▶ [WRITTEN TASK] Go through the data below and gather each line containing "المغيث".

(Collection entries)

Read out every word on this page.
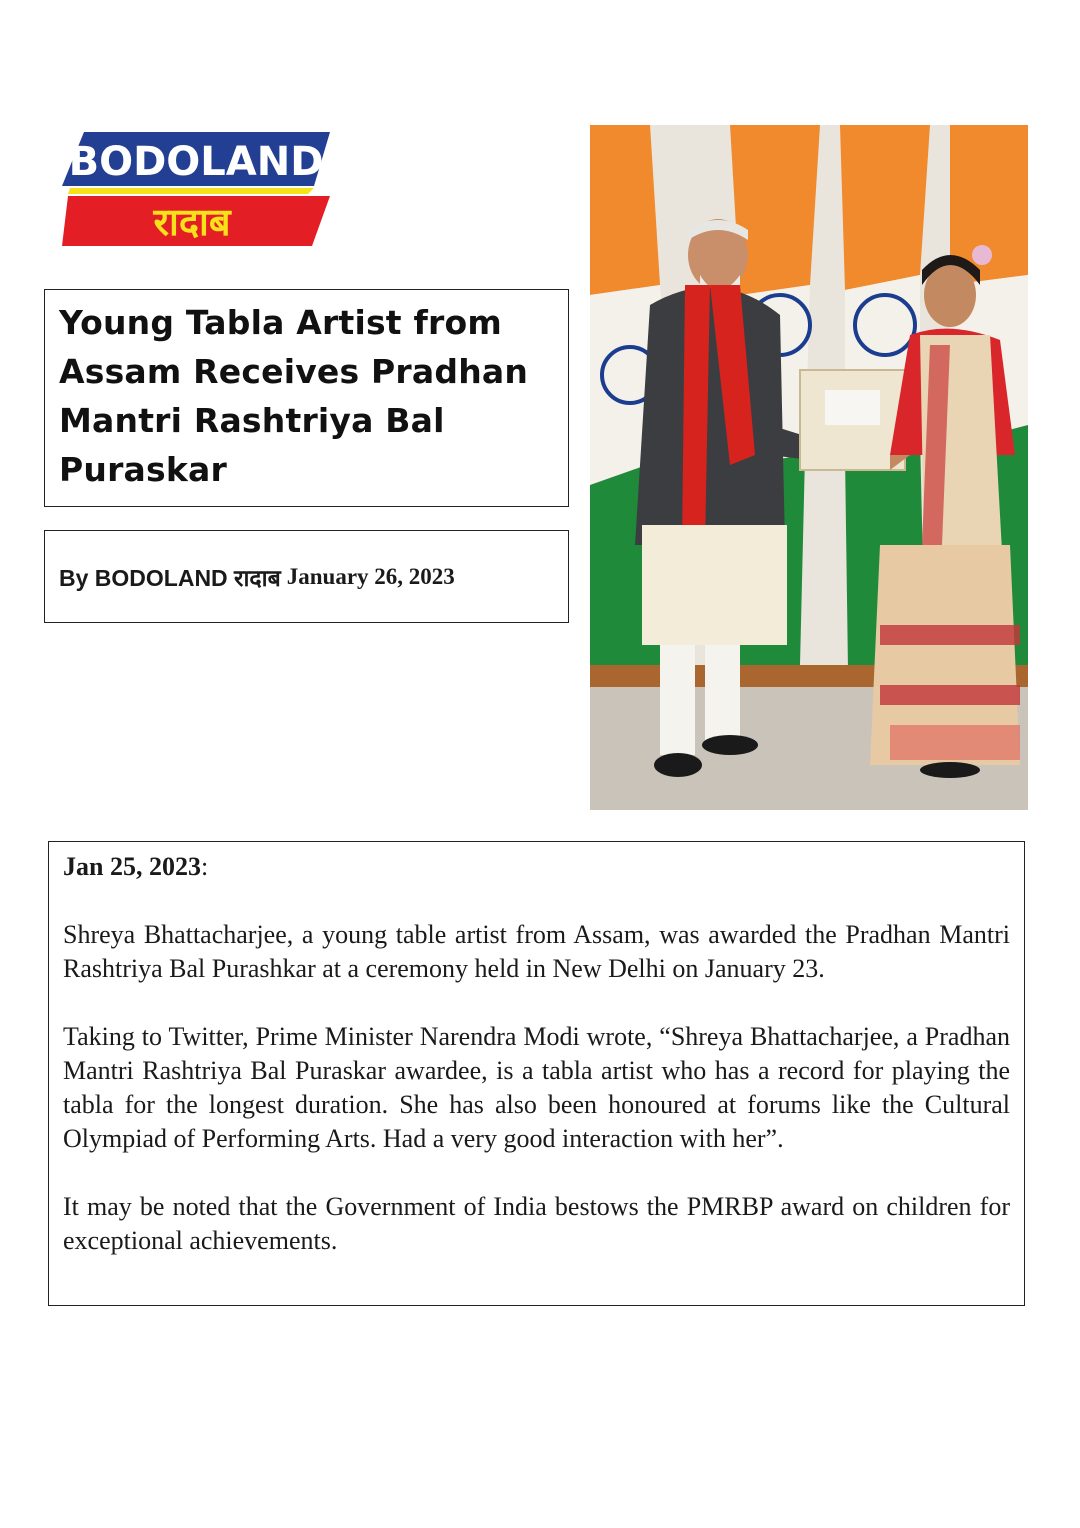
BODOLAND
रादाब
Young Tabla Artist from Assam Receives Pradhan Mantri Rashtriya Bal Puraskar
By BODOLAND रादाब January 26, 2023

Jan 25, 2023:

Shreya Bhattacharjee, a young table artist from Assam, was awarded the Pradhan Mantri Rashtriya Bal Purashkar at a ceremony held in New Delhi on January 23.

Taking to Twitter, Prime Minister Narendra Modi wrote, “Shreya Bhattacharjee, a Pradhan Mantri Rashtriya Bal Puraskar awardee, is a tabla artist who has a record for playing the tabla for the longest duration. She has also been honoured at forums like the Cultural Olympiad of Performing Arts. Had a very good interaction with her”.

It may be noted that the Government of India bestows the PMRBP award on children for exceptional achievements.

==

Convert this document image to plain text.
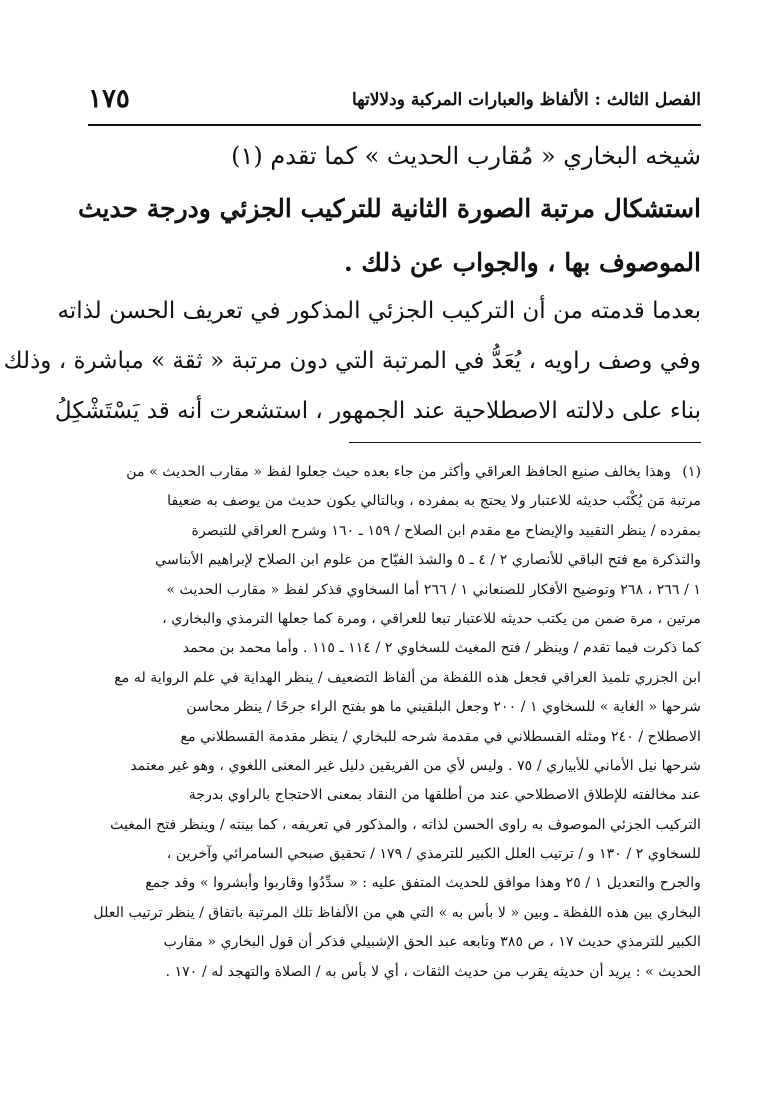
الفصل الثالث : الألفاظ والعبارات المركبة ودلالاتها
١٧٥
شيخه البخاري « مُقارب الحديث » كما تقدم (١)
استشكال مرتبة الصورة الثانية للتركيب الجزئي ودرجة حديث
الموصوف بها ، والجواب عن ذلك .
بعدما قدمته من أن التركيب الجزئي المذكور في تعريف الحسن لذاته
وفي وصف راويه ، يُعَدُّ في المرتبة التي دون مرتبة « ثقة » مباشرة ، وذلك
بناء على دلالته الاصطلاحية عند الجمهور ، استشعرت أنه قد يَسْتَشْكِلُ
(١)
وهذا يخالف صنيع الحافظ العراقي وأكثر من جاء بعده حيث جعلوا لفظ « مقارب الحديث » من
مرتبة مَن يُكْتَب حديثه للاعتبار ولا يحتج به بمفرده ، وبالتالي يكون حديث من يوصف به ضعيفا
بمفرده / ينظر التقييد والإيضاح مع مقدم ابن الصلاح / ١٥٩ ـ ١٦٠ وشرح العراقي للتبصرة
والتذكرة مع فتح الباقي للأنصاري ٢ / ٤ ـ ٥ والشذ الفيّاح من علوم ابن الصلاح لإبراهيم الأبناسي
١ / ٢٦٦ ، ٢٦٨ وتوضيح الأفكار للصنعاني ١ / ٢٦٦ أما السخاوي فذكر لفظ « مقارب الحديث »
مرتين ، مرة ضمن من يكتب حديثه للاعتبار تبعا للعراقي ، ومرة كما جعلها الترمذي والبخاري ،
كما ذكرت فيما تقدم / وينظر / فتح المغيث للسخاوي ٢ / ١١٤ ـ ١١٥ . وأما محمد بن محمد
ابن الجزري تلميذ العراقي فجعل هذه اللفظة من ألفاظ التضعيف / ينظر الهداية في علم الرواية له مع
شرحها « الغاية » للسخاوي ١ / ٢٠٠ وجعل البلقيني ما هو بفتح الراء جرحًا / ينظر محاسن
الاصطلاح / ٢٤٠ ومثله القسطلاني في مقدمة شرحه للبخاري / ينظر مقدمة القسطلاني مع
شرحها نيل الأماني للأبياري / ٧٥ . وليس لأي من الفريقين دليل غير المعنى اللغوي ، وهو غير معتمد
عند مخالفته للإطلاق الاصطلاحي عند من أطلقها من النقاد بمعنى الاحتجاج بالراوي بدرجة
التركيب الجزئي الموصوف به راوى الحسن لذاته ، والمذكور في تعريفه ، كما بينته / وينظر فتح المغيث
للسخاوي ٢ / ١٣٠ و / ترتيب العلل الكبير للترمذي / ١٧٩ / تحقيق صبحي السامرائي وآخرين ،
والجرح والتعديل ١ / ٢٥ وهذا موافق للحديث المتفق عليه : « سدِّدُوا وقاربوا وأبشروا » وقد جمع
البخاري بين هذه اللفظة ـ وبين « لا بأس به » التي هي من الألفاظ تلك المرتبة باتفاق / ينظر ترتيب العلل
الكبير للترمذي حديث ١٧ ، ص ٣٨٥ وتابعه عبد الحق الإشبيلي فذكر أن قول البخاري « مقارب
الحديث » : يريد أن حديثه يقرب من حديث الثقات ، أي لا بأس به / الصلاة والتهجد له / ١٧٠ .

...

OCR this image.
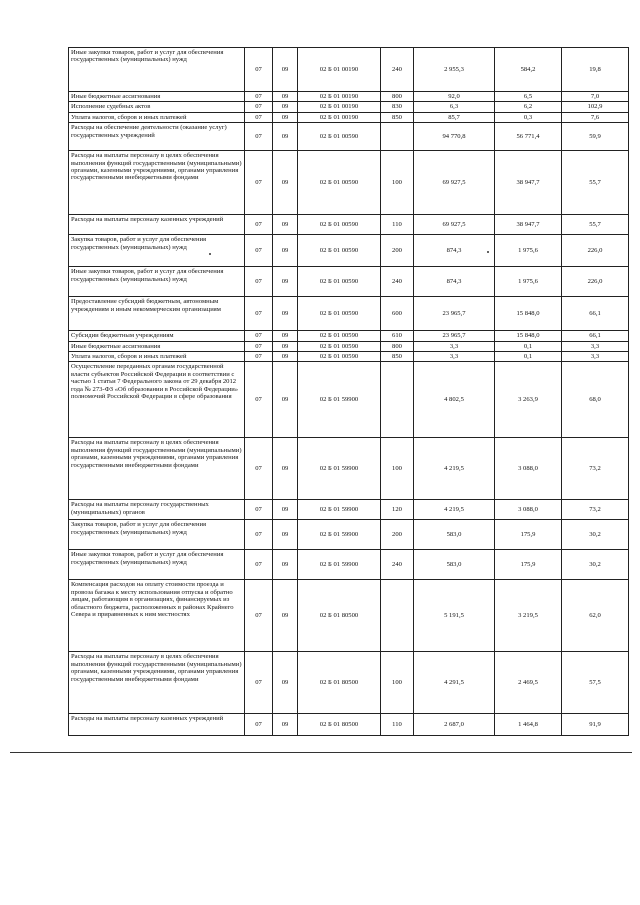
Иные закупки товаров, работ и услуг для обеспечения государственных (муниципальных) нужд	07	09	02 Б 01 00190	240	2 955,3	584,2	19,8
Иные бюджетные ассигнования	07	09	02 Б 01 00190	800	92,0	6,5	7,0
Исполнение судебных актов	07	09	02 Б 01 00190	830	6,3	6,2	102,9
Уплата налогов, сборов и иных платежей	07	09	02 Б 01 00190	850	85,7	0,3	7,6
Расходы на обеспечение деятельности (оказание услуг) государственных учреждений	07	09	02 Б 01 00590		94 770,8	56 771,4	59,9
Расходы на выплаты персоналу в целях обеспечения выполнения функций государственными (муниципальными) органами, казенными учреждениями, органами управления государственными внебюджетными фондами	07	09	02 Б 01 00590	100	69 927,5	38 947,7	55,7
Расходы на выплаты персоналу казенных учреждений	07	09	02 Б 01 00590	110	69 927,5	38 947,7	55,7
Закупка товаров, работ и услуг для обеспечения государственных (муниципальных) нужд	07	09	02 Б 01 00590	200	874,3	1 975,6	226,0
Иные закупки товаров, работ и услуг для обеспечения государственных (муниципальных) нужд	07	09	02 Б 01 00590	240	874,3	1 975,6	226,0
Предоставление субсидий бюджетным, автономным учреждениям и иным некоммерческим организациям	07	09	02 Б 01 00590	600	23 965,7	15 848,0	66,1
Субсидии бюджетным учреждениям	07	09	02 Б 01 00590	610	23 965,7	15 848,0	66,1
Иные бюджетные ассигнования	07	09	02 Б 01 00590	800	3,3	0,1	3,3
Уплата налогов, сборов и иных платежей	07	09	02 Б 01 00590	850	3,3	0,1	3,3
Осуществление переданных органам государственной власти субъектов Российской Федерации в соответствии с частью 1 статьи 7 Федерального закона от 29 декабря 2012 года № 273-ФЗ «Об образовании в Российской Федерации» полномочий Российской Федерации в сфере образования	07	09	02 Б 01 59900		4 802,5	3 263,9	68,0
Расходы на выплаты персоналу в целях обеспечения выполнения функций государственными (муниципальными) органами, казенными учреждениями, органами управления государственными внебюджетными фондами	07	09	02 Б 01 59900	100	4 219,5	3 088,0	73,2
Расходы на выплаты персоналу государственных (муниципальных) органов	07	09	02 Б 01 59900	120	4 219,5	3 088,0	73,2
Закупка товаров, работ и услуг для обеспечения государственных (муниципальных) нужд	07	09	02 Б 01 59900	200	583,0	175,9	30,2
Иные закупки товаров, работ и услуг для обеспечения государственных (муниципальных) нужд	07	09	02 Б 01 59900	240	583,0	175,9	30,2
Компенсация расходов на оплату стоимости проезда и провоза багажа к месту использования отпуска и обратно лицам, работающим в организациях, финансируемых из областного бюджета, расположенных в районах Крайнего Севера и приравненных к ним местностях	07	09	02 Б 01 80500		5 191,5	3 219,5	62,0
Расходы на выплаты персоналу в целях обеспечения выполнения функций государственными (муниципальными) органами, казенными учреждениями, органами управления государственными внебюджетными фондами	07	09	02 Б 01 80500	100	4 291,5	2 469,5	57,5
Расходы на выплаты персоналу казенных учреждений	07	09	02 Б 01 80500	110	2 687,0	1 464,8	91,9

▶ [EXERCISE RESULT]
كما ذكرت فيما تقدم / وينظر / فتح المغيث للسخاوي ٢ / ١١٤ ـ ١١٥ . وأما محمد بن محمد
التركيب الجزئي الموصوف به راوى الحسن لذاته ، والمذكور في تعريفه ، كما بينته / وينظر فتح المغيث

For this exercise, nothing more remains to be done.